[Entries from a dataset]

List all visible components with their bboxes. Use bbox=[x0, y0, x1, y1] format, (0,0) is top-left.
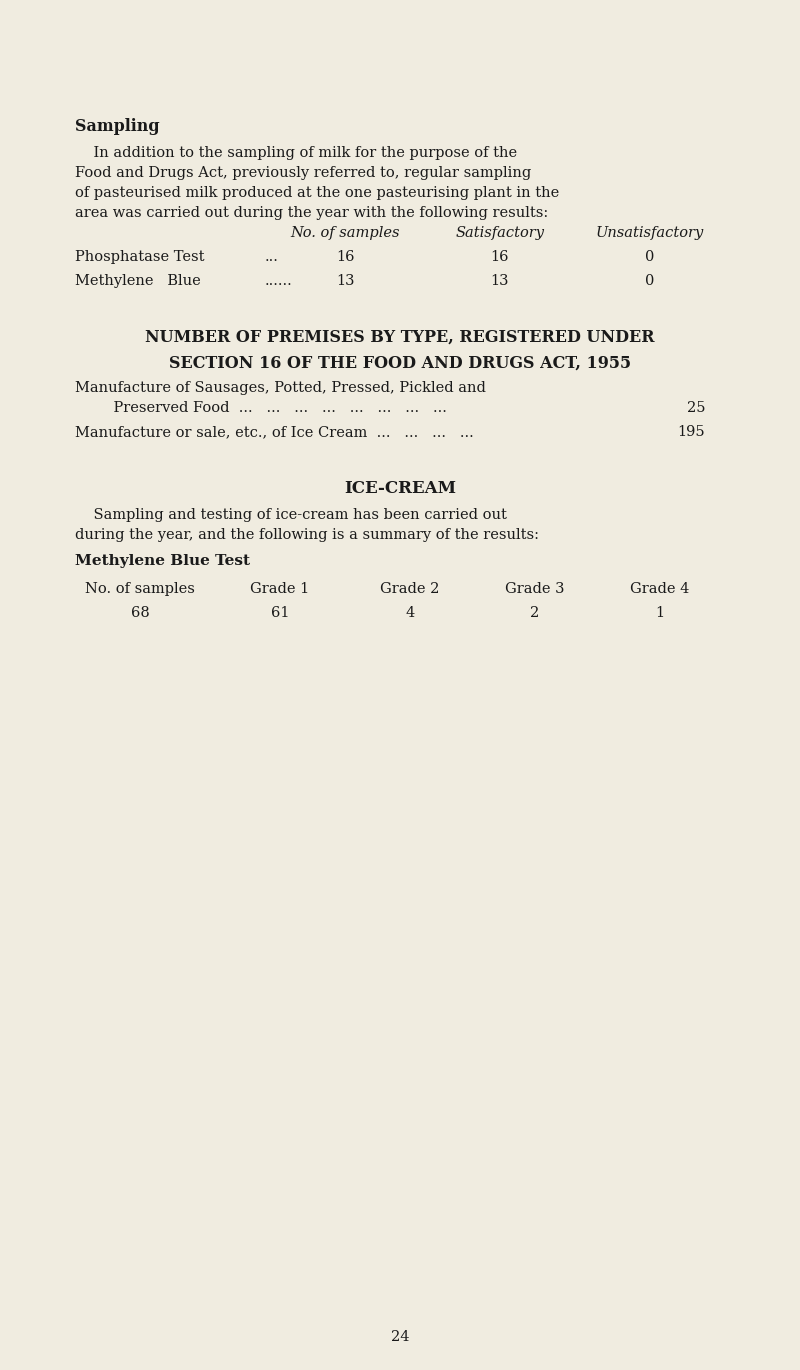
Text: Grade 4: Grade 4 bbox=[630, 582, 690, 596]
Text: No. of samples: No. of samples bbox=[85, 582, 195, 596]
Text: Sampling and testing of ice-cream has been carried out: Sampling and testing of ice-cream has be… bbox=[75, 508, 507, 522]
Text: Food and Drugs Act, previously referred to, regular sampling: Food and Drugs Act, previously referred … bbox=[75, 166, 531, 179]
Text: ......: ...... bbox=[265, 274, 293, 288]
Text: 0: 0 bbox=[646, 274, 654, 288]
Text: Grade 1: Grade 1 bbox=[250, 582, 310, 596]
Text: of pasteurised milk produced at the one pasteurising plant in the: of pasteurised milk produced at the one … bbox=[75, 186, 559, 200]
Text: 0: 0 bbox=[646, 249, 654, 264]
Text: 68: 68 bbox=[130, 606, 150, 621]
Text: Methylene   Blue: Methylene Blue bbox=[75, 274, 201, 288]
Text: Methylene Blue Test: Methylene Blue Test bbox=[75, 553, 250, 569]
Text: 16: 16 bbox=[490, 249, 510, 264]
Text: In addition to the sampling of milk for the purpose of the: In addition to the sampling of milk for … bbox=[75, 147, 517, 160]
Text: NUMBER OF PREMISES BY TYPE, REGISTERED UNDER: NUMBER OF PREMISES BY TYPE, REGISTERED U… bbox=[146, 329, 654, 347]
Text: ICE-CREAM: ICE-CREAM bbox=[344, 479, 456, 497]
Text: Sampling: Sampling bbox=[75, 118, 160, 136]
Text: during the year, and the following is a summary of the results:: during the year, and the following is a … bbox=[75, 527, 539, 543]
Text: 2: 2 bbox=[530, 606, 540, 621]
Text: Preserved Food  ...   ...   ...   ...   ...   ...   ...   ...: Preserved Food ... ... ... ... ... ... .… bbox=[95, 401, 447, 415]
Text: 16: 16 bbox=[336, 249, 354, 264]
Text: 25: 25 bbox=[686, 401, 705, 415]
Text: Grade 2: Grade 2 bbox=[380, 582, 440, 596]
Text: Manufacture or sale, etc., of Ice Cream  ...   ...   ...   ...: Manufacture or sale, etc., of Ice Cream … bbox=[75, 425, 474, 438]
Text: Unsatisfactory: Unsatisfactory bbox=[596, 226, 704, 240]
Text: 195: 195 bbox=[678, 425, 705, 438]
Text: ...: ... bbox=[265, 249, 279, 264]
Text: area was carried out during the year with the following results:: area was carried out during the year wit… bbox=[75, 206, 548, 221]
Text: 24: 24 bbox=[390, 1330, 410, 1344]
Text: SECTION 16 OF THE FOOD AND DRUGS ACT, 1955: SECTION 16 OF THE FOOD AND DRUGS ACT, 19… bbox=[169, 355, 631, 373]
Text: 4: 4 bbox=[406, 606, 414, 621]
Text: No. of samples: No. of samples bbox=[290, 226, 400, 240]
Text: 61: 61 bbox=[270, 606, 290, 621]
Text: Phosphatase Test: Phosphatase Test bbox=[75, 249, 205, 264]
Text: Satisfactory: Satisfactory bbox=[455, 226, 545, 240]
Text: 13: 13 bbox=[336, 274, 354, 288]
Text: Manufacture of Sausages, Potted, Pressed, Pickled and: Manufacture of Sausages, Potted, Pressed… bbox=[75, 381, 486, 395]
Text: 1: 1 bbox=[655, 606, 665, 621]
Text: Grade 3: Grade 3 bbox=[506, 582, 565, 596]
Text: 13: 13 bbox=[490, 274, 510, 288]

= Do this =
Copy out every line of the entries above unchanged, but leave the pictures out of your answer.

= Task result =
List all visible components with their bboxes. Use bbox=[x0, y0, x1, y1] format, (0,0) is top-left.
Text: Grade 4: Grade 4 bbox=[630, 582, 690, 596]
Text: No. of samples: No. of samples bbox=[85, 582, 195, 596]
Text: Sampling and testing of ice-cream has been carried out: Sampling and testing of ice-cream has be… bbox=[75, 508, 507, 522]
Text: Food and Drugs Act, previously referred to, regular sampling: Food and Drugs Act, previously referred … bbox=[75, 166, 531, 179]
Text: ......: ...... bbox=[265, 274, 293, 288]
Text: 0: 0 bbox=[646, 274, 654, 288]
Text: Grade 1: Grade 1 bbox=[250, 582, 310, 596]
Text: of pasteurised milk produced at the one pasteurising plant in the: of pasteurised milk produced at the one … bbox=[75, 186, 559, 200]
Text: 0: 0 bbox=[646, 249, 654, 264]
Text: 68: 68 bbox=[130, 606, 150, 621]
Text: Methylene   Blue: Methylene Blue bbox=[75, 274, 201, 288]
Text: Methylene Blue Test: Methylene Blue Test bbox=[75, 553, 250, 569]
Text: 16: 16 bbox=[490, 249, 510, 264]
Text: In addition to the sampling of milk for the purpose of the: In addition to the sampling of milk for … bbox=[75, 147, 517, 160]
Text: NUMBER OF PREMISES BY TYPE, REGISTERED UNDER: NUMBER OF PREMISES BY TYPE, REGISTERED U… bbox=[146, 329, 654, 347]
Text: ICE-CREAM: ICE-CREAM bbox=[344, 479, 456, 497]
Text: Sampling: Sampling bbox=[75, 118, 160, 136]
Text: during the year, and the following is a summary of the results:: during the year, and the following is a … bbox=[75, 527, 539, 543]
Text: 2: 2 bbox=[530, 606, 540, 621]
Text: Preserved Food  ...   ...   ...   ...   ...   ...   ...   ...: Preserved Food ... ... ... ... ... ... .… bbox=[95, 401, 447, 415]
Text: 16: 16 bbox=[336, 249, 354, 264]
Text: 25: 25 bbox=[686, 401, 705, 415]
Text: Grade 2: Grade 2 bbox=[380, 582, 440, 596]
Text: Manufacture or sale, etc., of Ice Cream  ...   ...   ...   ...: Manufacture or sale, etc., of Ice Cream … bbox=[75, 425, 474, 438]
Text: Unsatisfactory: Unsatisfactory bbox=[596, 226, 704, 240]
Text: 195: 195 bbox=[678, 425, 705, 438]
Text: ...: ... bbox=[265, 249, 279, 264]
Text: area was carried out during the year with the following results:: area was carried out during the year wit… bbox=[75, 206, 548, 221]
Text: 24: 24 bbox=[390, 1330, 410, 1344]
Text: SECTION 16 OF THE FOOD AND DRUGS ACT, 1955: SECTION 16 OF THE FOOD AND DRUGS ACT, 19… bbox=[169, 355, 631, 373]
Text: 4: 4 bbox=[406, 606, 414, 621]
Text: No. of samples: No. of samples bbox=[290, 226, 400, 240]
Text: 61: 61 bbox=[270, 606, 290, 621]
Text: Phosphatase Test: Phosphatase Test bbox=[75, 249, 205, 264]
Text: Satisfactory: Satisfactory bbox=[455, 226, 545, 240]
Text: 13: 13 bbox=[336, 274, 354, 288]
Text: Manufacture of Sausages, Potted, Pressed, Pickled and: Manufacture of Sausages, Potted, Pressed… bbox=[75, 381, 486, 395]
Text: 1: 1 bbox=[655, 606, 665, 621]
Text: Grade 3: Grade 3 bbox=[506, 582, 565, 596]
Text: 13: 13 bbox=[490, 274, 510, 288]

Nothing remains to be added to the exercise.